Passage.
- Introduction
- Conceptual Examples
- Serial Jobs
- Job Arrays
- Parallel Jobs
- MPI Jobs
- Multi-Threaded Jobs
- Available Queues
- High-CPUs Queues
- High-Memory Queues
- Very-High Memory Queues
- Other Queues (interactive, access to SSD, ...)
- Resource Limits
- Examples
- Help me Choose a Queue and Write a Job Script
- QSubGen: a Job Script Generator
- What Queue Should I Use?
- Why Can't I Queue that Job?
- Why Is my Job Queued but not Running?
1. Introduction
- Jobs are submitted from either login node to the job scheduler (the Grid Engine or GE), using the command
qsub
and a job file; - submitted jobs may wait in the queue until the requested resource(s) is/are available, or, if a user has reach a resource usage limit, until that limit has cleared.
- The scheduler will eventually run each job, starting it on one or several compute nodes, and the job will run in batch, not interactive, mode;
- it is the scheduler that selects on which compute(s) node to run a job on, and
- if the job exceeds a limit, like it uses too much memory, or consumes too much CPU time, the scheduler will kill the job.
- To run a computation users must write a list of instructions, aka a job script, that specifies the step needed to perform the said computation; and
- pass directives to the scheduler as to which resources are required (like amount of memory, CPU time, number of CPUs, etc).
- The job script can also contains these directives, aka embedded directives.
A job is submitted with the command
qsub
, with options (or embedded directives) and followed by name of the file containing the job script.- A few compute nodes, currently 2, are set aside for interactive use, see section below on the interactive queue.
- Do not use the login nodes to run any substantive computation - the login nodes are monitored and a task running on one of the the login node that consumes too much resources will have at first its priority reduced, and eventually terminated.
2. Conceptual Examples
The Conceptual Examples page explains how to submit jobs and how to write simple job scripts.
The page presents:
- Trivial Example
- Better Example
- Example with Embedded Directive
- Example with Embedded Directive and Arguments
- Note
- Miscellaneous
- Environment Variables
- Catching Time Limits
3. Serial Jobs
- A serial job is a job that uses only one CPU.
- It is either started by using a dedicated job script file (i.e. a different one for each job you need to run),
or a more sophisticated job script that takes one or several arguments. - Refer to the conceptual examples to learn how to submit jobs.

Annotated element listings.
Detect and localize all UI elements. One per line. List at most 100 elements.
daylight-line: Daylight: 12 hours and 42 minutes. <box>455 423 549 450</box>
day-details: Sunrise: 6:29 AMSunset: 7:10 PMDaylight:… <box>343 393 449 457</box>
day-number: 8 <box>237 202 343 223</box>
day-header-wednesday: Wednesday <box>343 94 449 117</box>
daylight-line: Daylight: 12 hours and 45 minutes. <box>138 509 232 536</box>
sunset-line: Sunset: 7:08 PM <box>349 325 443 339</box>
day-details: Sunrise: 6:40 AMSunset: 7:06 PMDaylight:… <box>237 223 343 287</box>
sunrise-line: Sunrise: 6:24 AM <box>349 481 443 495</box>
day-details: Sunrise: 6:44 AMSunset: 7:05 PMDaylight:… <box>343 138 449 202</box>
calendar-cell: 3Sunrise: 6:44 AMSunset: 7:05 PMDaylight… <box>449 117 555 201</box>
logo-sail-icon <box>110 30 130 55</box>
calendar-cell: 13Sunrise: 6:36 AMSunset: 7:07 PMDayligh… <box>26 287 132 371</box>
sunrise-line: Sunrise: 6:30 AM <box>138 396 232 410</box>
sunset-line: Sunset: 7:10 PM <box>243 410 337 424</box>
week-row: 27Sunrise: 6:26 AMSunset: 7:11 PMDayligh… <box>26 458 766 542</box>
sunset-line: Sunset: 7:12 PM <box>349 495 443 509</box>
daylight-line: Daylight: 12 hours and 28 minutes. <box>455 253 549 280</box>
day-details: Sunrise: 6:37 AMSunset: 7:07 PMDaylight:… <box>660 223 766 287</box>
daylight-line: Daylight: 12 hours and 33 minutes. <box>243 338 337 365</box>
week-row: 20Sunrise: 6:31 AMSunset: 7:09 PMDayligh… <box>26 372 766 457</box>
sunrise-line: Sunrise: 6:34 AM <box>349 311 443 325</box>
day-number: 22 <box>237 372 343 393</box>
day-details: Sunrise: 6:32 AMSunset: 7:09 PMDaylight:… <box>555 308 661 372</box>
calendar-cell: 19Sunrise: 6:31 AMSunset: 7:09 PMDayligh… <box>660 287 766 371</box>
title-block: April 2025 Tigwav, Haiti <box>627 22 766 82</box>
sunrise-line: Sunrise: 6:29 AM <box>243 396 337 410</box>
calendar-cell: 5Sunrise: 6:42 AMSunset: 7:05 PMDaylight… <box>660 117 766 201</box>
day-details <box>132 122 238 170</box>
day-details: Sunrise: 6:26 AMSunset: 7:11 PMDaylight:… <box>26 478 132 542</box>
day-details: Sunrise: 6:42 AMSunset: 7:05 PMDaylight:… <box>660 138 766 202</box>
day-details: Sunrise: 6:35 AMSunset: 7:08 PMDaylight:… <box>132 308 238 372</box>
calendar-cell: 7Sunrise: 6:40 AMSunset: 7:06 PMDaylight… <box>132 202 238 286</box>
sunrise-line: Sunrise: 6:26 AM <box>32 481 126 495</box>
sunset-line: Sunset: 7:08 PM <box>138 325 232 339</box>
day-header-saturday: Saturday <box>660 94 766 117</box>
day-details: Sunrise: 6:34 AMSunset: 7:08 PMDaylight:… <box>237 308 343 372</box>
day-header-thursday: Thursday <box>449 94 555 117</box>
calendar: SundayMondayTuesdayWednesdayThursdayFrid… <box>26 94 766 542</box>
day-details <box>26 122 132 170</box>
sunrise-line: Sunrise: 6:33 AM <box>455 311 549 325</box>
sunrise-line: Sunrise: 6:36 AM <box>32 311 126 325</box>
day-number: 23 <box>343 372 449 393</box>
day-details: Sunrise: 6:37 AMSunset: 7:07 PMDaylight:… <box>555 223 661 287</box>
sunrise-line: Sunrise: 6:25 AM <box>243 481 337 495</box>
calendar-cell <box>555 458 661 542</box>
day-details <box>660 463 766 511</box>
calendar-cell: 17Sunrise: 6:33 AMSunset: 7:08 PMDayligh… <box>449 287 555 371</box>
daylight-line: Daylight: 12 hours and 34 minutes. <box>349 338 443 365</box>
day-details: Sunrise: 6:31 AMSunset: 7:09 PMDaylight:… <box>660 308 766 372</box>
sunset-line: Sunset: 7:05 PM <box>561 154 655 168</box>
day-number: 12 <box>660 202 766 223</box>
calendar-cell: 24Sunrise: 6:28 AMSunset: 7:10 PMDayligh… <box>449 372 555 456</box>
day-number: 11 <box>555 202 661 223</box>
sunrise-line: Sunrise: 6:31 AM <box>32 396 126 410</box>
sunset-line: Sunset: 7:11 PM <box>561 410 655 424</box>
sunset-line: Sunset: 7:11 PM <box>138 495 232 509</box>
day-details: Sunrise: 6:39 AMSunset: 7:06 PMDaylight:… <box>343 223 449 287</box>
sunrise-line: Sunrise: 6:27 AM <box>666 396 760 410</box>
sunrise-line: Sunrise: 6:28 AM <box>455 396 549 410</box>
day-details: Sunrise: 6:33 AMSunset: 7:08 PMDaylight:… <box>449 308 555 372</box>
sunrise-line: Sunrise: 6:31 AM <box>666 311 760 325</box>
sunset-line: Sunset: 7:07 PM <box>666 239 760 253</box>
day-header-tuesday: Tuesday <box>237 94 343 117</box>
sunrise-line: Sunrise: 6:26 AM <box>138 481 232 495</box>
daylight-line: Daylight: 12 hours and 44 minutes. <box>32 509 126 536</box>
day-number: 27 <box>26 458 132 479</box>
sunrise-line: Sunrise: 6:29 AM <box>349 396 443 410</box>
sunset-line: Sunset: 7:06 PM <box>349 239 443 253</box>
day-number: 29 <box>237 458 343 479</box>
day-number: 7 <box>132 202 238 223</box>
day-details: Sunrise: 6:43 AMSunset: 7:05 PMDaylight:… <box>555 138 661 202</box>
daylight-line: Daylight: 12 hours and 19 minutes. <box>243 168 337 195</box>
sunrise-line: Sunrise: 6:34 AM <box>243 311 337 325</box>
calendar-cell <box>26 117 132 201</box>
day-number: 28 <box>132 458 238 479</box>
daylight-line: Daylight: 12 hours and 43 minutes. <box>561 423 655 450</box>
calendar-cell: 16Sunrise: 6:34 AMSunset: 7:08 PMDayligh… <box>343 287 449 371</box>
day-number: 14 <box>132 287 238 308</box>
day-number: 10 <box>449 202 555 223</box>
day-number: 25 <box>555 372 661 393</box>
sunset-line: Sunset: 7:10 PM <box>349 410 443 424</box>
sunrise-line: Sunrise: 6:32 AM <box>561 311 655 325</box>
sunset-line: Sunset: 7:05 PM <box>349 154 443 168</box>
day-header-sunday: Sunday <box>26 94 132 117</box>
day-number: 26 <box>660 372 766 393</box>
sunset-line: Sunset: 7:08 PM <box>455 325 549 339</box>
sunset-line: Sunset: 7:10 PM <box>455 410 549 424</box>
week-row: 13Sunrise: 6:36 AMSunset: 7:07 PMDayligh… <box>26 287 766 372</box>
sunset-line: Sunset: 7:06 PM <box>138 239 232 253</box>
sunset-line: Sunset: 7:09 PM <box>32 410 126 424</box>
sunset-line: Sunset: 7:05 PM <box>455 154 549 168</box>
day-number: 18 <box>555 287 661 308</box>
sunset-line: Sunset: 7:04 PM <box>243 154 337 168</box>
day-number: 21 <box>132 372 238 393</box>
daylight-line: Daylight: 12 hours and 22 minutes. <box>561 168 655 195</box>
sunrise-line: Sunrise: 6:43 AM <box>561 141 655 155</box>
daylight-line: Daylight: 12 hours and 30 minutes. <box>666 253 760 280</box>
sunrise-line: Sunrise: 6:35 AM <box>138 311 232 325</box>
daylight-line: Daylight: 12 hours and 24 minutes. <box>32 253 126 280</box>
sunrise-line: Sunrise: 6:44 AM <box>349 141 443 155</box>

Exercise tasks.
A. According to the job submission guide, how many compute nodes are currently set aside for interactive use?
B. From the job submission guide, extract the passage that begins at the words "2. Conceptual Examples" and stops after "only one CPU.".
C. Continue the job submission guide from where it stops.
These lines stand apart from the job submission guide.

Solved problems.
A. Two compute nodes.

B.
2. Conceptual Examples
The Conceptual Examples page explains how to submit jobs and how to write simple job scripts.
The page presents:
- Trivial Example
- Better Example
- Example with Embedded Directive
- Example with Embedded Directive and Arguments
- Note
- Miscellaneous
- Environment Variables
- Catching Time Limits
3. Serial Jobs
- A serial job is a job that uses only one CPU.

C.
4. Job Arrays
- Conceptually a job array can be described something like this:
"run my computation for 100 cases, identified as task number ranging from 1 to 100 by step of 1"; hence - a job array is a set of computations, known as tasks, that can run using a unique job script file and a single number that identifies each task to be performed.
- The job script must thus be written to start a specific task using a simple integer as identifier,
there are plenty of ways to convert a unique number into a specific (slew of) parameters. - A job array doesn't need to be a serial job, and the job script can take arguments.
So instead of queuing, let's say 100 jobs (like 100 bootstraps, 100 light curves to analyze, 100 models to build), one at a time,
you submit one job and request to have the GE run it 100 times, or for 100 tasks.- In fact, you can specify:
- the starting task number,
- the ending task number,
- the task number increment, and, if needed,
- the maximum number of tasks that should run concurrently.
The Job Arrays page explains how to submit job arrays.- It also shows some tricks to convert a task identifier into a (slew of) parameters, and
- how to consolidate a large number of small jobs into fewer larger ones.
5. Parallel Jobs
- A parallel job is a job that uses more than one CPU.
Because the cluster is a shared resource, it is the GE that allocates CPUs, known as slots in GE jargon, hence a parallel job must request a set of slots when it is submitted;
- this is accomplished by specifying
-pe <pe-name> N
toqsub
, where<pe-name>
is the name of the parallel environment (PE); andN
the number of requested slots.
- The choice of a parallel environment will determine how the GE will allocate CPUs and how the job gets started.
The Parallel Jobs page explains how to submit parallel jobs and describes what parallel environment are available.
6. Available Queues
Every job running on the cluster is started in a queue.
- The GE will select a queue based on the resources requested and the usage in each queue.
- If you don't specify the right queues or the right resource(s), your job will either
- not get queued,
- wait forever and never run, or
- start and get killed when it exceeds one of the limit of the queue it was started in.
The set of available queues is a matrix of queues:
- Four sets of queues: a high-CPU and a high-memory set of queues, complemented by a very-high-memory restricted queue and special restricted queue.
The high-CPU and a high-memory sets of queues have different time limits: short, medium, long and unlimited.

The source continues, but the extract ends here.